### [Exercise instructions]
Locate all lines with the word "title". Copy them.

### [Part of a data file]
════════
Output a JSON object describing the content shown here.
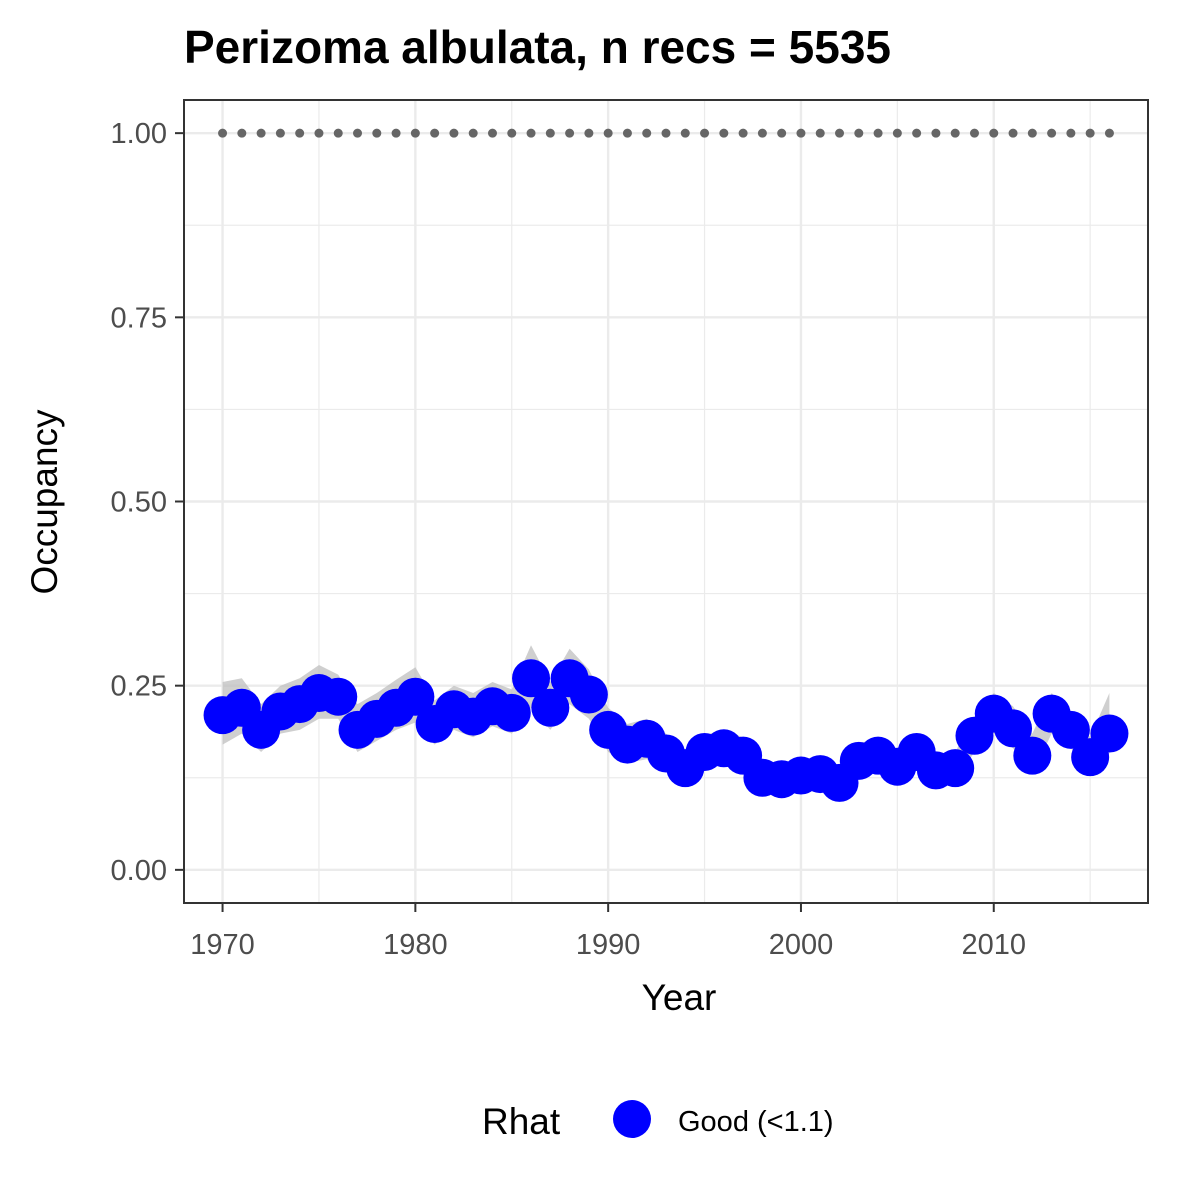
{
  "chart_data": {
    "type": "line",
    "title": "Perizoma albulata, n recs = 5535",
    "xlabel": "Year",
    "ylabel": "Occupancy",
    "xlim": [
      1968,
      2018
    ],
    "ylim": [
      -0.045,
      1.045
    ],
    "x_ticks": [
      1970,
      1980,
      1990,
      2000,
      2010
    ],
    "x_tick_labels": [
      "1970",
      "1980",
      "1990",
      "2000",
      "2010"
    ],
    "y_ticks": [
      0,
      0.25,
      0.5,
      0.75,
      1.0
    ],
    "y_tick_labels": [
      "0.00",
      "0.25",
      "0.50",
      "0.75",
      "1.00"
    ],
    "grid": true,
    "legend": {
      "position": "bottom",
      "title": "Rhat",
      "entries": [
        {
          "label": "Good (<1.1)",
          "color": "#0000ff"
        }
      ]
    },
    "colors": {
      "points": "#0000ff",
      "ribbon": "#bfbfbf",
      "reference": "#666666",
      "panel_border": "#333333",
      "grid": "#ebebeb"
    },
    "series": [
      {
        "x": [
          1970,
          1971,
          1972,
          1973,
          1974,
          1975,
          1976,
          1977,
          1978,
          1979,
          1980,
          1981,
          1982,
          1983,
          1984,
          1985,
          1986,
          1987,
          1988,
          1989,
          1990,
          1991,
          1992,
          1993,
          1994,
          1995,
          1996,
          1997,
          1998,
          1999,
          2000,
          2001,
          2002,
          2003,
          2004,
          2005,
          2006,
          2007,
          2008,
          2009,
          2010,
          2011,
          2012,
          2013,
          2014,
          2015,
          2016
        ],
        "values": [
          0.21,
          0.22,
          0.19,
          0.215,
          0.225,
          0.24,
          0.235,
          0.19,
          0.205,
          0.22,
          0.235,
          0.198,
          0.218,
          0.208,
          0.222,
          0.213,
          0.26,
          0.22,
          0.26,
          0.238,
          0.19,
          0.17,
          0.178,
          0.158,
          0.138,
          0.16,
          0.165,
          0.155,
          0.125,
          0.123,
          0.128,
          0.13,
          0.118,
          0.148,
          0.155,
          0.14,
          0.16,
          0.135,
          0.138,
          0.182,
          0.212,
          0.192,
          0.155,
          0.212,
          0.19,
          0.153,
          0.185
        ],
        "lower": [
          0.17,
          0.185,
          0.16,
          0.185,
          0.19,
          0.205,
          0.205,
          0.16,
          0.175,
          0.19,
          0.2,
          0.17,
          0.19,
          0.18,
          0.195,
          0.185,
          0.22,
          0.19,
          0.225,
          0.205,
          0.16,
          0.145,
          0.15,
          0.135,
          0.12,
          0.14,
          0.145,
          0.135,
          0.108,
          0.107,
          0.112,
          0.113,
          0.103,
          0.128,
          0.135,
          0.122,
          0.14,
          0.118,
          0.12,
          0.16,
          0.185,
          0.165,
          0.13,
          0.185,
          0.165,
          0.13,
          0.158
        ],
        "upper": [
          0.255,
          0.26,
          0.225,
          0.25,
          0.26,
          0.278,
          0.265,
          0.225,
          0.24,
          0.258,
          0.275,
          0.23,
          0.25,
          0.24,
          0.255,
          0.245,
          0.305,
          0.255,
          0.3,
          0.272,
          0.22,
          0.198,
          0.205,
          0.185,
          0.16,
          0.183,
          0.19,
          0.18,
          0.145,
          0.142,
          0.148,
          0.15,
          0.137,
          0.172,
          0.178,
          0.162,
          0.185,
          0.156,
          0.16,
          0.208,
          0.24,
          0.222,
          0.185,
          0.24,
          0.215,
          0.18,
          0.24
        ]
      }
    ],
    "reference_series": {
      "x": [
        1970,
        1971,
        1972,
        1973,
        1974,
        1975,
        1976,
        1977,
        1978,
        1979,
        1980,
        1981,
        1982,
        1983,
        1984,
        1985,
        1986,
        1987,
        1988,
        1989,
        1990,
        1991,
        1992,
        1993,
        1994,
        1995,
        1996,
        1997,
        1998,
        1999,
        2000,
        2001,
        2002,
        2003,
        2004,
        2005,
        2006,
        2007,
        2008,
        2009,
        2010,
        2011,
        2012,
        2013,
        2014,
        2015,
        2016
      ],
      "value": 1.0
    }
  }
}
════════
### [Solution to this exercise]
    "title": "Perizoma albulata, n recs = 5535",
      "title": "Rhat",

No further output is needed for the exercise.